__YOUR OBJECTIVE__:
Tally the lines of the listing that contain the string "holes". Give the number and nothing else.

(Data records)
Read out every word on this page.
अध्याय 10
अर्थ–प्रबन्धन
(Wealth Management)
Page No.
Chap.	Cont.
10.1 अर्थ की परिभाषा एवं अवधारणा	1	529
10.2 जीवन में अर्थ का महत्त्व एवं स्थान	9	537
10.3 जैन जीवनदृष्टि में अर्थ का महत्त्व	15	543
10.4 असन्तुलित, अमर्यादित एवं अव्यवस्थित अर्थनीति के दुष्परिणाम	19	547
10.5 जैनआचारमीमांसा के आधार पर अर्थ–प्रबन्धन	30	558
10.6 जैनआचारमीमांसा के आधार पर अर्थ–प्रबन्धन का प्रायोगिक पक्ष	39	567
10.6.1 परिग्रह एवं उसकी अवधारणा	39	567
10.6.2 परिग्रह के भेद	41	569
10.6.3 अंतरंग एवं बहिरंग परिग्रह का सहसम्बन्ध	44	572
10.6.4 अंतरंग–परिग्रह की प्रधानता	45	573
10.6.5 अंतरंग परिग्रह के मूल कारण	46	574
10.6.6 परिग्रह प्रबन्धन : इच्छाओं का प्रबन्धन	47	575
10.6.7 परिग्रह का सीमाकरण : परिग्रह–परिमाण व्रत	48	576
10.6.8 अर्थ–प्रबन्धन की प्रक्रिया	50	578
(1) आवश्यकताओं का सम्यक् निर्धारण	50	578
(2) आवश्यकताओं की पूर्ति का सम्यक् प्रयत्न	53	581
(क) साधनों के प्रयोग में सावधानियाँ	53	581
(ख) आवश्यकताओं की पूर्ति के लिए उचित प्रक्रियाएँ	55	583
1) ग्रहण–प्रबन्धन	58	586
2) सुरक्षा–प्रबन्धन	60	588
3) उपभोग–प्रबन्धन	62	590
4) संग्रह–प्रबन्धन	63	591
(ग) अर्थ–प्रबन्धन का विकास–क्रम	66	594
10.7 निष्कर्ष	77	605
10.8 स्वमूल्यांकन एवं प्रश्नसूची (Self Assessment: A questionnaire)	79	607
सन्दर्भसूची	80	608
* * *
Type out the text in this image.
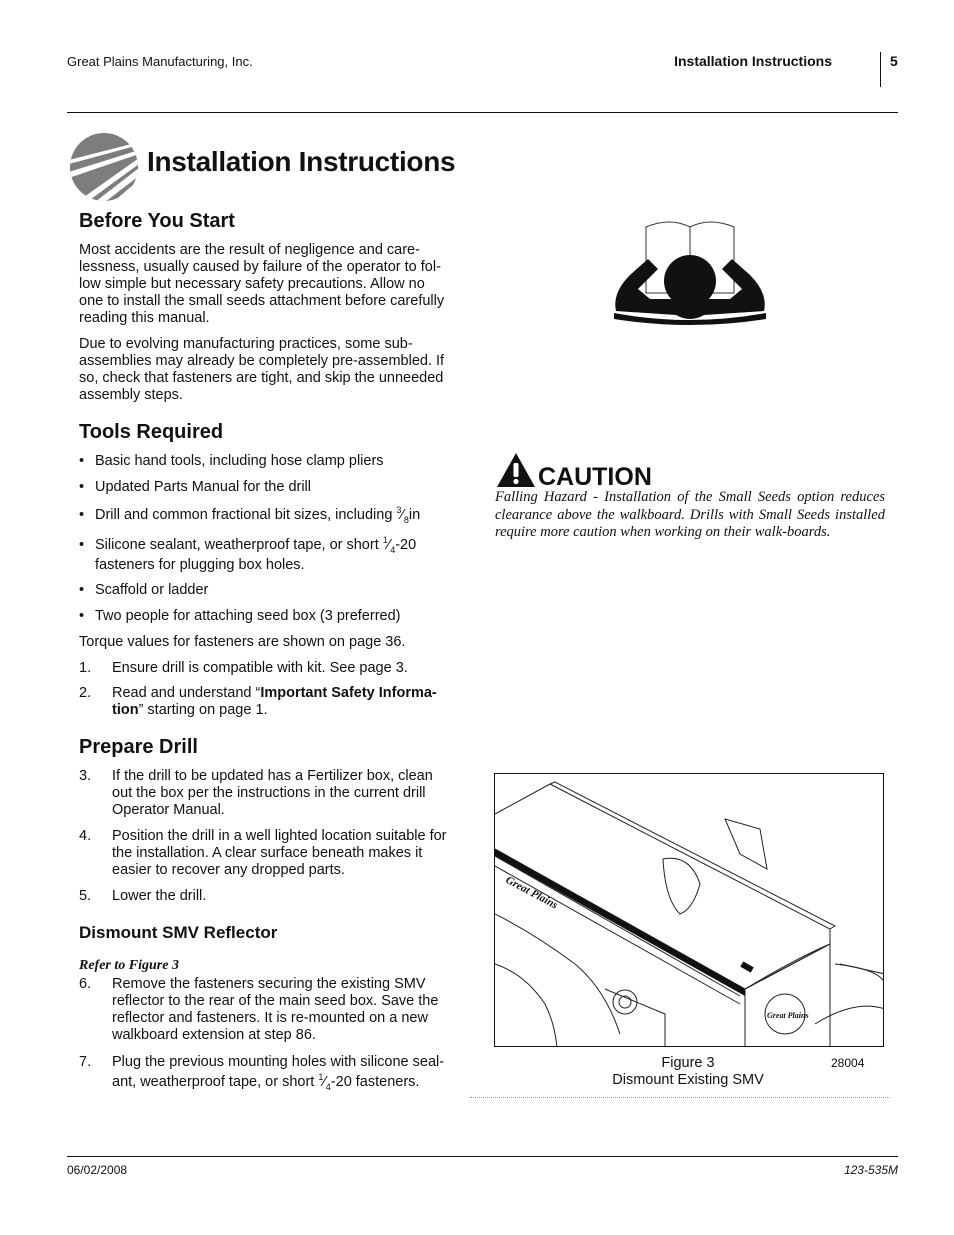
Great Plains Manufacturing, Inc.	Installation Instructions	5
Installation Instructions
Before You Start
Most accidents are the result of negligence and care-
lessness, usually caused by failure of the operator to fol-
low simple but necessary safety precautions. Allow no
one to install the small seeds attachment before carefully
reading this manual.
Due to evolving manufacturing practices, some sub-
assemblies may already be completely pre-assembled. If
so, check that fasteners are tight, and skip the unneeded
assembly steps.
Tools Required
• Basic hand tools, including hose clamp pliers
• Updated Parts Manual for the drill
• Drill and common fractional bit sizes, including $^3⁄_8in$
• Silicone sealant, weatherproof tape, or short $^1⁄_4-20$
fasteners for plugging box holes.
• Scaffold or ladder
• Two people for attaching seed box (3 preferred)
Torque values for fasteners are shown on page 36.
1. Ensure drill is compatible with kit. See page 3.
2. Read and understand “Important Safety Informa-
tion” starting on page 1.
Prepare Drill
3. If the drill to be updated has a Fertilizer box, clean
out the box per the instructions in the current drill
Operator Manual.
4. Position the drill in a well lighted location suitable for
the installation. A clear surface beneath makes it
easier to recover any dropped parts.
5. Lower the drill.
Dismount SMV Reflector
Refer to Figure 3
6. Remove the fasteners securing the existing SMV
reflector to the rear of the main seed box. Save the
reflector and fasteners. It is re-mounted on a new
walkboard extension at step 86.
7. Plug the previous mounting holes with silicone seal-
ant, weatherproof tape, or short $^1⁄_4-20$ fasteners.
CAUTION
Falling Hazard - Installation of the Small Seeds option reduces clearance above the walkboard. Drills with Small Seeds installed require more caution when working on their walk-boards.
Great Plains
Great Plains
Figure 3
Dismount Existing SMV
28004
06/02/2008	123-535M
---
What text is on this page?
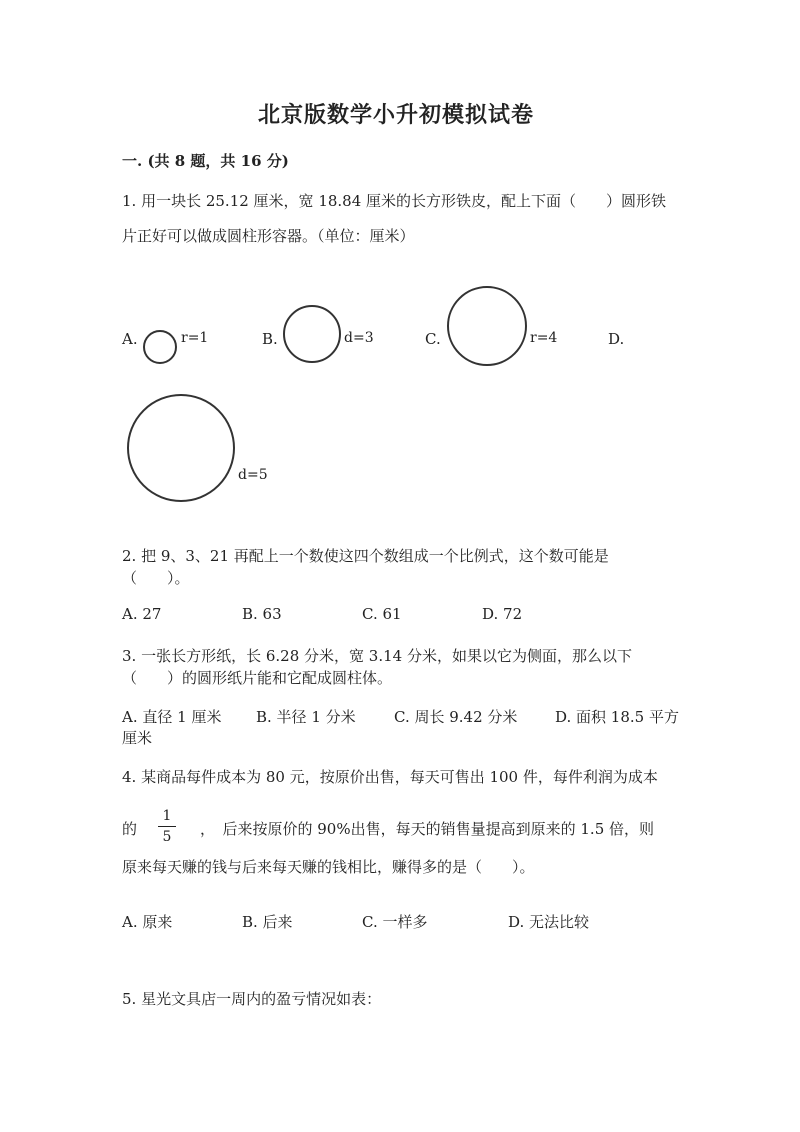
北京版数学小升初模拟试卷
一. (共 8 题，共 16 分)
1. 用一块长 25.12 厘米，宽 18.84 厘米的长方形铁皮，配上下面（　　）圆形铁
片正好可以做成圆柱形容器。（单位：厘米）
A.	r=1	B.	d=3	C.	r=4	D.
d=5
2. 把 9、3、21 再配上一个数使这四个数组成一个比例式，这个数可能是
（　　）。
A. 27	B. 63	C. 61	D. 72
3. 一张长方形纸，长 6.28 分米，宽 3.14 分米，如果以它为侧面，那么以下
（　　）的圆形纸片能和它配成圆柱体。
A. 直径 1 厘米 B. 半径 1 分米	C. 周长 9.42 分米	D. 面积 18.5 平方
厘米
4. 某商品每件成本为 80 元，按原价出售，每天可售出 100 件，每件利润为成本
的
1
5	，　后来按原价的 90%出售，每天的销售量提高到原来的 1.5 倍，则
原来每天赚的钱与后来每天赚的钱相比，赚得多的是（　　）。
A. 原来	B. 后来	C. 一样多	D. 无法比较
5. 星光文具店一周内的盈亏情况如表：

__TASK RESULT__:
2